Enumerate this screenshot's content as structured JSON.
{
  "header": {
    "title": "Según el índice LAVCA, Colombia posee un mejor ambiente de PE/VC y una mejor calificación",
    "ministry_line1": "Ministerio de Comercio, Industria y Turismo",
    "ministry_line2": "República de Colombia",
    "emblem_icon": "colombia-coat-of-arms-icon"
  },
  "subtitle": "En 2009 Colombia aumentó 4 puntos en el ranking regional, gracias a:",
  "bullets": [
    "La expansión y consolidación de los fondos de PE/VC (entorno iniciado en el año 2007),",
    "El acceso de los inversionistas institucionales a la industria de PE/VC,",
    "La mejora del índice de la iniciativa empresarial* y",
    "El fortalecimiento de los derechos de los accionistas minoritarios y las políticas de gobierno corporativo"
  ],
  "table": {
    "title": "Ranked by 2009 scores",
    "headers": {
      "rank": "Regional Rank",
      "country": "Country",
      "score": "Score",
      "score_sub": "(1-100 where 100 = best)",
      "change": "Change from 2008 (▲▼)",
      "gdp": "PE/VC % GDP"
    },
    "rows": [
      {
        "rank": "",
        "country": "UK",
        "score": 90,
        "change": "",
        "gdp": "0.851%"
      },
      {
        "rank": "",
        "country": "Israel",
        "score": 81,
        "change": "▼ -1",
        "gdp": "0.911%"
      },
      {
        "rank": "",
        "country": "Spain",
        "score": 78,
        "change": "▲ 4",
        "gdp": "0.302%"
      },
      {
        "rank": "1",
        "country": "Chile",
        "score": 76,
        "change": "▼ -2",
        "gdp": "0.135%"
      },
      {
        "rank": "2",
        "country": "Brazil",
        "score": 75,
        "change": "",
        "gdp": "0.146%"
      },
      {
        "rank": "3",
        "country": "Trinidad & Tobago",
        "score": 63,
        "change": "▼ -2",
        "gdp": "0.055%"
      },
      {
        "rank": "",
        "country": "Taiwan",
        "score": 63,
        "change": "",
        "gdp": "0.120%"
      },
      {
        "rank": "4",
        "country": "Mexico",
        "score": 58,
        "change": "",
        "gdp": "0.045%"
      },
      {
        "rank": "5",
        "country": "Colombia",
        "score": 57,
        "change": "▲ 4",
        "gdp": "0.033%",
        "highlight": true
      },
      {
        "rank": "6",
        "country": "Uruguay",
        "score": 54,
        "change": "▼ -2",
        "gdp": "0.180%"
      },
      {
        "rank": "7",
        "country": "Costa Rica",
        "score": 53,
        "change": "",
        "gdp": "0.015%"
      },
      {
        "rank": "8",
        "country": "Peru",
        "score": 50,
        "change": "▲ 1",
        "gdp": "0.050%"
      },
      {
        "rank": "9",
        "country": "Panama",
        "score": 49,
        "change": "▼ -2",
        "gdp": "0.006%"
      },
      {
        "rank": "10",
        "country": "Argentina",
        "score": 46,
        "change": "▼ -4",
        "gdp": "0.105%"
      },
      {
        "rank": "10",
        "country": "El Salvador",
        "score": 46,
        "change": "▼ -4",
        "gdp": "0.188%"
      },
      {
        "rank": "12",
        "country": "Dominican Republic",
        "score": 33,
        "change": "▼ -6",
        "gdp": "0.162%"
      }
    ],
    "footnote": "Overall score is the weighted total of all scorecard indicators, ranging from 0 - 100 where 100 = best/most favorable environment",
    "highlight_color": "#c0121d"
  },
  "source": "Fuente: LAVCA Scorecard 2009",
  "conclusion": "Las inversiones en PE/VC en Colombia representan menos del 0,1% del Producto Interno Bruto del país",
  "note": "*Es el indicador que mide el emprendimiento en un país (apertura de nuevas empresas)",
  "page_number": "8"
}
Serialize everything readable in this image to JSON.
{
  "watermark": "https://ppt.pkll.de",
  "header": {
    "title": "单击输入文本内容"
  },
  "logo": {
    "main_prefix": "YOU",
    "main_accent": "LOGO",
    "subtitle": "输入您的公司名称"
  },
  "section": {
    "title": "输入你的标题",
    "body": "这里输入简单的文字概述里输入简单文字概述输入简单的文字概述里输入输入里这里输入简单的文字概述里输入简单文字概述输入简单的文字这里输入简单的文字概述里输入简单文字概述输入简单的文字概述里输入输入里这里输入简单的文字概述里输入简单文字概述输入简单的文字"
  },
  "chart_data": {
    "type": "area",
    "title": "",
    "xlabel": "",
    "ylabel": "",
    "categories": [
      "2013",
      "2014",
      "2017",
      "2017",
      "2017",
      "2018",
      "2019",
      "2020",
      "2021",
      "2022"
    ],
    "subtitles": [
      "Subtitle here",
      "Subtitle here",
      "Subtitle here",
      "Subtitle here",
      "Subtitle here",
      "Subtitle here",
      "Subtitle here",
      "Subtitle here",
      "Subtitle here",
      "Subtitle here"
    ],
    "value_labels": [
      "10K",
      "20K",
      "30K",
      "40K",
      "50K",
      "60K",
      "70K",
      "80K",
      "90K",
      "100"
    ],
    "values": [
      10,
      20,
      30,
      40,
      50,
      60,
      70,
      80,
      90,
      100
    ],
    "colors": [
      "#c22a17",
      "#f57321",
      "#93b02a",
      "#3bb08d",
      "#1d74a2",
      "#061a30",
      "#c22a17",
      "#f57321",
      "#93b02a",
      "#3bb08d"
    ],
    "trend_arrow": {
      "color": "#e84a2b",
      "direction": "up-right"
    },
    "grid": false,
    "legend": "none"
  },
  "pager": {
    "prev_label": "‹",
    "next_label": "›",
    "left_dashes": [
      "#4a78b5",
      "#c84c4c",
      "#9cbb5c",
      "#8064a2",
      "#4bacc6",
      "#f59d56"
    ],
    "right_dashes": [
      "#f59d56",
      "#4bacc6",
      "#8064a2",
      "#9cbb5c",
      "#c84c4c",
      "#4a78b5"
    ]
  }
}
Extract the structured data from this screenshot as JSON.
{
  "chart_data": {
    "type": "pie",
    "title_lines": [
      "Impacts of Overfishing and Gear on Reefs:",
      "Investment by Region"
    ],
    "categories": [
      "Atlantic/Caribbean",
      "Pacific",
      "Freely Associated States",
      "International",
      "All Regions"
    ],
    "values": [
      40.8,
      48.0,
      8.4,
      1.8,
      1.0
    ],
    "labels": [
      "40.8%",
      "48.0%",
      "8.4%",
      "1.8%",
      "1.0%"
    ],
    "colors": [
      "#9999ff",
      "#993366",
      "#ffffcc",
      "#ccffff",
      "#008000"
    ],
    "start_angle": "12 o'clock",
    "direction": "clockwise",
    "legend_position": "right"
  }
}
· · · · ·
• **The request**:
Copy out the whole listing, exactly as written.

• **Solution to the problem**:
Enumerate this screenshot's content as structured JSON.
{
  "header": {
    "title": "Según el índice LAVCA, Colombia posee un mejor ambiente de PE/VC y una mejor calificación",
    "ministry_line1": "Ministerio de Comercio, Industria y Turismo",
    "ministry_line2": "República de Colombia",
    "emblem_icon": "colombia-coat-of-arms-icon"
  },
  "subtitle": "En 2009 Colombia aumentó 4 puntos en el ranking regional, gracias a:",
  "bullets": [
    "La expansión y consolidación de los fondos de PE/VC (entorno iniciado en el año 2007),",
    "El acceso de los inversionistas institucionales a la industria de PE/VC,",
    "La mejora del índice de la iniciativa empresarial* y",
    "El fortalecimiento de los derechos de los accionistas minoritarios y las políticas de gobierno corporativo"
  ],
  "table": {
    "title": "Ranked by 2009 scores",
    "headers": {
      "rank": "Regional Rank",
      "country": "Country",
      "score": "Score",
      "score_sub": "(1-100 where 100 = best)",
      "change": "Change from 2008 (▲▼)",
      "gdp": "PE/VC % GDP"
    },
    "rows": [
      {
        "rank": "",
        "country": "UK",
        "score": 90,
        "change": "",
        "gdp": "0.851%"
      },
      {
        "rank": "",
        "country": "Israel",
        "score": 81,
        "change": "▼ -1",
        "gdp": "0.911%"
      },
      {
        "rank": "",
        "country": "Spain",
        "score": 78,
        "change": "▲ 4",
        "gdp": "0.302%"
      },
      {
        "rank": "1",
        "country": "Chile",
        "score": 76,
        "change": "▼ -2",
        "gdp": "0.135%"
      },
      {
        "rank": "2",
        "country": "Brazil",
        "score": 75,
        "change": "",
        "gdp": "0.146%"
      },
      {
        "rank": "3",
        "country": "Trinidad & Tobago",
        "score": 63,
        "change": "▼ -2",
        "gdp": "0.055%"
      },
      {
        "rank": "",
        "country": "Taiwan",
        "score": 63,
        "change": "",
        "gdp": "0.120%"
      },
      {
        "rank": "4",
        "country": "Mexico",
        "score": 58,
        "change": "",
        "gdp": "0.045%"
      },
      {
        "rank": "5",
        "country": "Colombia",
        "score": 57,
        "change": "▲ 4",
        "gdp": "0.033%",
        "highlight": true
      },
      {
        "rank": "6",
        "country": "Uruguay",
        "score": 54,
        "change": "▼ -2",
        "gdp": "0.180%"
      },
      {
        "rank": "7",
        "country": "Costa Rica",
        "score": 53,
        "change": "",
        "gdp": "0.015%"
      },
      {
        "rank": "8",
        "country": "Peru",
        "score": 50,
        "change": "▲ 1",
        "gdp": "0.050%"
      },
      {
        "rank": "9",
        "country": "Panama",
        "score": 49,
        "change": "▼ -2",
        "gdp": "0.006%"
      },
      {
        "rank": "10",
        "country": "Argentina",
        "score": 46,
        "change": "▼ -4",
        "gdp": "0.105%"
      },
      {
        "rank": "10",
        "country": "El Salvador",
        "score": 46,
        "change": "▼ -4",
        "gdp": "0.188%"
      },
      {
        "rank": "12",
        "country": "Dominican Republic",
        "score": 33,
        "change": "▼ -6",
        "gdp": "0.162%"
      }
    ],
    "footnote": "Overall score is the weighted total of all scorecard indicators, ranging from 0 - 100 where 100 = best/most favorable environment",
    "highlight_color": "#c0121d"
  },
  "source": "Fuente: LAVCA Scorecard 2009",
  "conclusion": "Las inversiones en PE/VC en Colombia representan menos del 0,1% del Producto Interno Bruto del país",
  "note": "*Es el indicador que mide el emprendimiento en un país (apertura de nuevas empresas)",
  "page_number": "8"
}
Serialize everything readable in this image to JSON.
{
  "watermark": "https://ppt.pkll.de",
  "header": {
    "title": "单击输入文本内容"
  },
  "logo": {
    "main_prefix": "YOU",
    "main_accent": "LOGO",
    "subtitle": "输入您的公司名称"
  },
  "section": {
    "title": "输入你的标题",
    "body": "这里输入简单的文字概述里输入简单文字概述输入简单的文字概述里输入输入里这里输入简单的文字概述里输入简单文字概述输入简单的文字这里输入简单的文字概述里输入简单文字概述输入简单的文字概述里输入输入里这里输入简单的文字概述里输入简单文字概述输入简单的文字"
  },
  "chart_data": {
    "type": "area",
    "title": "",
    "xlabel": "",
    "ylabel": "",
    "categories": [
      "2013",
      "2014",
      "2017",
      "2017",
      "2017",
      "2018",
      "2019",
      "2020",
      "2021",
      "2022"
    ],
    "subtitles": [
      "Subtitle here",
      "Subtitle here",
      "Subtitle here",
      "Subtitle here",
      "Subtitle here",
      "Subtitle here",
      "Subtitle here",
      "Subtitle here",
      "Subtitle here",
      "Subtitle here"
    ],
    "value_labels": [
      "10K",
      "20K",
      "30K",
      "40K",
      "50K",
      "60K",
      "70K",
      "80K",
      "90K",
      "100"
    ],
    "values": [
      10,
      20,
      30,
      40,
      50,
      60,
      70,
      80,
      90,
      100
    ],
    "colors": [
      "#c22a17",
      "#f57321",
      "#93b02a",
      "#3bb08d",
      "#1d74a2",
      "#061a30",
      "#c22a17",
      "#f57321",
      "#93b02a",
      "#3bb08d"
    ],
    "trend_arrow": {
      "color": "#e84a2b",
      "direction": "up-right"
    },
    "grid": false,
    "legend": "none"
  },
  "pager": {
    "prev_label": "‹",
    "next_label": "›",
    "left_dashes": [
      "#4a78b5",
      "#c84c4c",
      "#9cbb5c",
      "#8064a2",
      "#4bacc6",
      "#f59d56"
    ],
    "right_dashes": [
      "#f59d56",
      "#4bacc6",
      "#8064a2",
      "#9cbb5c",
      "#c84c4c",
      "#4a78b5"
    ]
  }
}
Extract the structured data from this screenshot as JSON.
{
  "chart_data": {
    "type": "pie",
    "title_lines": [
      "Impacts of Overfishing and Gear on Reefs:",
      "Investment by Region"
    ],
    "categories": [
      "Atlantic/Caribbean",
      "Pacific",
      "Freely Associated States",
      "International",
      "All Regions"
    ],
    "values": [
      40.8,
      48.0,
      8.4,
      1.8,
      1.0
    ],
    "labels": [
      "40.8%",
      "48.0%",
      "8.4%",
      "1.8%",
      "1.0%"
    ],
    "colors": [
      "#9999ff",
      "#993366",
      "#ffffcc",
      "#ccffff",
      "#008000"
    ],
    "start_angle": "12 o'clock",
    "direction": "clockwise",
    "legend_position": "right"
  }
}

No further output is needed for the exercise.